# start of RECORDS FOR THE TASK
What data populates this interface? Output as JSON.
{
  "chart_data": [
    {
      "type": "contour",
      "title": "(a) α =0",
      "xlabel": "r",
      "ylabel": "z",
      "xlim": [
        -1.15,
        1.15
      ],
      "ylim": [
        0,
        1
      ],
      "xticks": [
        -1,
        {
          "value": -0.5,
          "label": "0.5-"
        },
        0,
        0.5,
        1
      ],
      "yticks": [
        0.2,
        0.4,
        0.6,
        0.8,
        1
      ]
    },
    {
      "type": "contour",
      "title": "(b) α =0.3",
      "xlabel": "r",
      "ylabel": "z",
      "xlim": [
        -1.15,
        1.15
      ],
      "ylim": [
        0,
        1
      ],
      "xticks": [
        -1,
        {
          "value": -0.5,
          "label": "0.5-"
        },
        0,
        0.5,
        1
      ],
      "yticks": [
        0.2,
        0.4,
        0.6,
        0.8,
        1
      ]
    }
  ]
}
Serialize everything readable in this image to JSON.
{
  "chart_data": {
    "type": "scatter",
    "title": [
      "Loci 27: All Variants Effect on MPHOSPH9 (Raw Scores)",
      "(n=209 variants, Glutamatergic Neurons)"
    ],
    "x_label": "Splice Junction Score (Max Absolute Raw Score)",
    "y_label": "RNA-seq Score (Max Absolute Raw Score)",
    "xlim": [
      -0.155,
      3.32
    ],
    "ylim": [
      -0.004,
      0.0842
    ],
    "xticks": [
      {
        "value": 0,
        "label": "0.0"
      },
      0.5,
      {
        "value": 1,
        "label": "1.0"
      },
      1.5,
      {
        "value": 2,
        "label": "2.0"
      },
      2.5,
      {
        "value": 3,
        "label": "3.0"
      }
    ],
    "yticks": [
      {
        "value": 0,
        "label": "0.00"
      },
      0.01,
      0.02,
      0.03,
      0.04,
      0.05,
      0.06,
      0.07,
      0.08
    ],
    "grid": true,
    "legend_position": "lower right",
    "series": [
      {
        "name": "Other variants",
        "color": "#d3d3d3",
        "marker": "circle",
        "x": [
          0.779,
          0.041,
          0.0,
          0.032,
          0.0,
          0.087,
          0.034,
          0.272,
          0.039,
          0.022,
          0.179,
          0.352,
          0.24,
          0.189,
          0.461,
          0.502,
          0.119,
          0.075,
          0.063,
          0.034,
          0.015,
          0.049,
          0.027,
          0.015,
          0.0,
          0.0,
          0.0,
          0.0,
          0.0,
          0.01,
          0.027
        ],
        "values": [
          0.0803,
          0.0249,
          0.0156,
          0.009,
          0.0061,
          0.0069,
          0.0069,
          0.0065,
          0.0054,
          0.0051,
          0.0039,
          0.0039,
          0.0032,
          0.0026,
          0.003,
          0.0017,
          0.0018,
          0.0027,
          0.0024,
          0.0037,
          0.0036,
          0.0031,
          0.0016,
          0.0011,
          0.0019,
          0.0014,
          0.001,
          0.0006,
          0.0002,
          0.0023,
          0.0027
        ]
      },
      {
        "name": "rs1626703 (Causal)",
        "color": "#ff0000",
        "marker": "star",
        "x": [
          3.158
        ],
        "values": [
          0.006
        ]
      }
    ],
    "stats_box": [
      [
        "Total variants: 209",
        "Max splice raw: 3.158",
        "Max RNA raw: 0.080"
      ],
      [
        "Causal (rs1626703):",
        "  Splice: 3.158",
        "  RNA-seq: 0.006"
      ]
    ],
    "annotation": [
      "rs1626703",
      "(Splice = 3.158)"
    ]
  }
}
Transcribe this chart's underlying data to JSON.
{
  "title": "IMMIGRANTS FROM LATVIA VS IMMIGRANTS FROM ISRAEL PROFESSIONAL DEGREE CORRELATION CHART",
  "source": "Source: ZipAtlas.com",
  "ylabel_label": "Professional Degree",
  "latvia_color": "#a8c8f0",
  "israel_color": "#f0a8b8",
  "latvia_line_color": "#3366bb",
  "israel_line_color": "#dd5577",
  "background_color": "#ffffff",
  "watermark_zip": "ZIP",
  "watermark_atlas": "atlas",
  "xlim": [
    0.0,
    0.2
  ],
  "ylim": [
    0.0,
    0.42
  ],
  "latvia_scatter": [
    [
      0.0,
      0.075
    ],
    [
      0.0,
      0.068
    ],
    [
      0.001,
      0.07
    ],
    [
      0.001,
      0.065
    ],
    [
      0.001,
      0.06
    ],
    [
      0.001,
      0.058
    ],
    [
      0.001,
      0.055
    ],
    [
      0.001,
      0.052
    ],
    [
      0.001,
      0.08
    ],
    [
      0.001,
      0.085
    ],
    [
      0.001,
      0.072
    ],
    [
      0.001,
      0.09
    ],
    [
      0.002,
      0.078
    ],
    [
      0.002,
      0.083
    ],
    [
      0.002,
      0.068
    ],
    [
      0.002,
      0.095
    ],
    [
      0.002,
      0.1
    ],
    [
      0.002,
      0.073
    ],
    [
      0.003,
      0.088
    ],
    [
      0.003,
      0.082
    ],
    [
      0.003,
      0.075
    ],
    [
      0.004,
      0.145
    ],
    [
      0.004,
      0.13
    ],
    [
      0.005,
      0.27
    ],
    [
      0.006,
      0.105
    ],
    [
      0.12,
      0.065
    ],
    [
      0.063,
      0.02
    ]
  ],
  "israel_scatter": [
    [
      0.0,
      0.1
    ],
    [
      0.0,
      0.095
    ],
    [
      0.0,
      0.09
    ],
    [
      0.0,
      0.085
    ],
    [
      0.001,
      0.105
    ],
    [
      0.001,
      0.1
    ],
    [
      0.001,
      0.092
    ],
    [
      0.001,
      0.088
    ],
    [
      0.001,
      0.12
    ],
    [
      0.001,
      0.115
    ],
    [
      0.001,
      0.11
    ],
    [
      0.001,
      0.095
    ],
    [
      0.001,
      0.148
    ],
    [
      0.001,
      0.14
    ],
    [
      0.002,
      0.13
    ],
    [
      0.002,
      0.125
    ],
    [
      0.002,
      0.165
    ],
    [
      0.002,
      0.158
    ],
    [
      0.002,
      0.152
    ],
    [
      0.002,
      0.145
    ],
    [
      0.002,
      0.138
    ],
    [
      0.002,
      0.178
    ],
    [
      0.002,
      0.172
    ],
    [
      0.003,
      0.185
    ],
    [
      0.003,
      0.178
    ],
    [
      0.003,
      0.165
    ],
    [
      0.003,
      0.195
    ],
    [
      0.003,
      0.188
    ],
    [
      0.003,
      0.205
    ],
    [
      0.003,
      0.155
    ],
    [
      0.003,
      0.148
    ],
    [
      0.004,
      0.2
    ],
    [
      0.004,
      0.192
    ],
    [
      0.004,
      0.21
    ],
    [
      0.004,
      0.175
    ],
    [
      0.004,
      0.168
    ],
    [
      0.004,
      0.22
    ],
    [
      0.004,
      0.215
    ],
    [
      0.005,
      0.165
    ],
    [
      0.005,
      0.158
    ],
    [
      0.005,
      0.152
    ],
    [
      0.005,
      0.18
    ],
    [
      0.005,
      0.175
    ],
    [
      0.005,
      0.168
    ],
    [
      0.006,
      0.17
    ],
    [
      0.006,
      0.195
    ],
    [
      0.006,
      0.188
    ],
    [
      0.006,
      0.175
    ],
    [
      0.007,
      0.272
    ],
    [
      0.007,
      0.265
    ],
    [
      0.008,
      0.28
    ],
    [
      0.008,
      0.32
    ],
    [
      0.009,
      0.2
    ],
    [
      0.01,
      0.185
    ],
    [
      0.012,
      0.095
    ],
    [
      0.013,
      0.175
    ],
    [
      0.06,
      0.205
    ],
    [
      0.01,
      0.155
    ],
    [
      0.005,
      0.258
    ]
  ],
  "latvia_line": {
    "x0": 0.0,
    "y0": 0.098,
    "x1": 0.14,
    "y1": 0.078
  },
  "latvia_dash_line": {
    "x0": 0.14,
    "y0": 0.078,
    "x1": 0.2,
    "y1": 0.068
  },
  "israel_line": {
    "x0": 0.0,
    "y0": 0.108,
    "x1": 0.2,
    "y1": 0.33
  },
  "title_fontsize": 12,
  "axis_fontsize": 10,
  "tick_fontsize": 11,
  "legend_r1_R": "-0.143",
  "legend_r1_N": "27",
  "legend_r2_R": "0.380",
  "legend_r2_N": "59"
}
# end of RECORDS FOR THE TASK
## SET EXERCISE:
Report how many lines in the listing above include the word "JSON". Give nothing but the number.

## RESULT OF THIS EXERCISE:
3